*PROBLEM DESCRIPTION*:
The records below are to be copied word for word, with every picture left out.

-- Begin RECORDS SHOWN --

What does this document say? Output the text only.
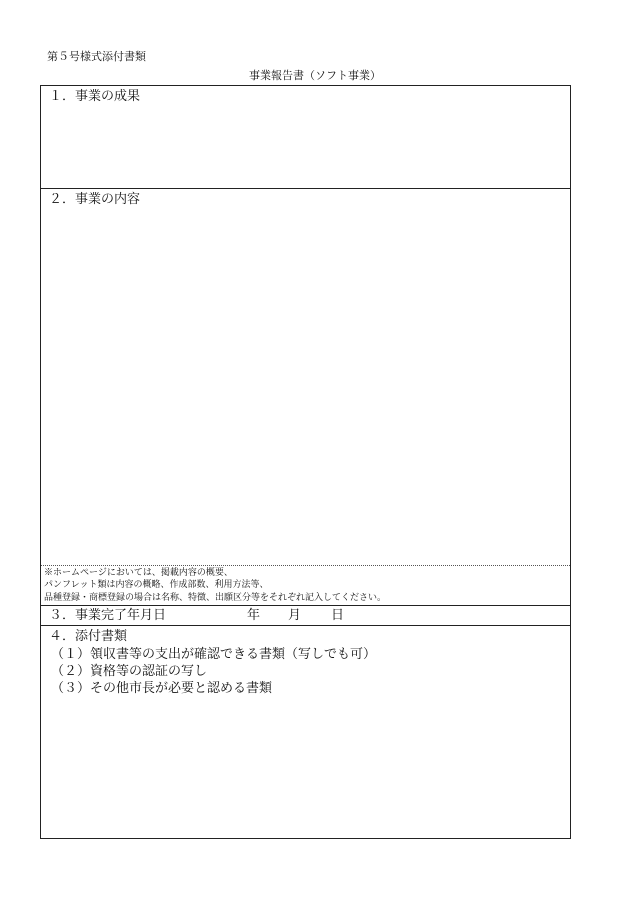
第５号様式添付書類
事業報告書（ソフト事業）
１．事業の成果
２．事業の内容
※ホームページにおいては、掲載内容の概要、
パンフレット類は内容の概略、作成部数、利用方法等、
品種登録・商標登録の場合は名称、特徴、出願区分等をそれぞれ記入してください。
３．事業完了年月日	年 月 日
４．添付書類
（１）領収書等の支出が確認できる書類（写しでも可）
（２）資格等の認証の写し
（３）その他市長が必要と認める書類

-- End RECORDS SHOWN --

*REPLY TO THE TASK*:
What does this document say? Output the text only.
第５号様式添付書類
事業報告書（ソフト事業）
１．事業の成果
２．事業の内容
※ホームページにおいては、掲載内容の概要、
パンフレット類は内容の概略、作成部数、利用方法等、
品種登録・商標登録の場合は名称、特徴、出願区分等をそれぞれ記入してください。
３．事業完了年月日	年 月 日
４．添付書類
（１）領収書等の支出が確認できる書類（写しでも可）
（２）資格等の認証の写し
（３）その他市長が必要と認める書類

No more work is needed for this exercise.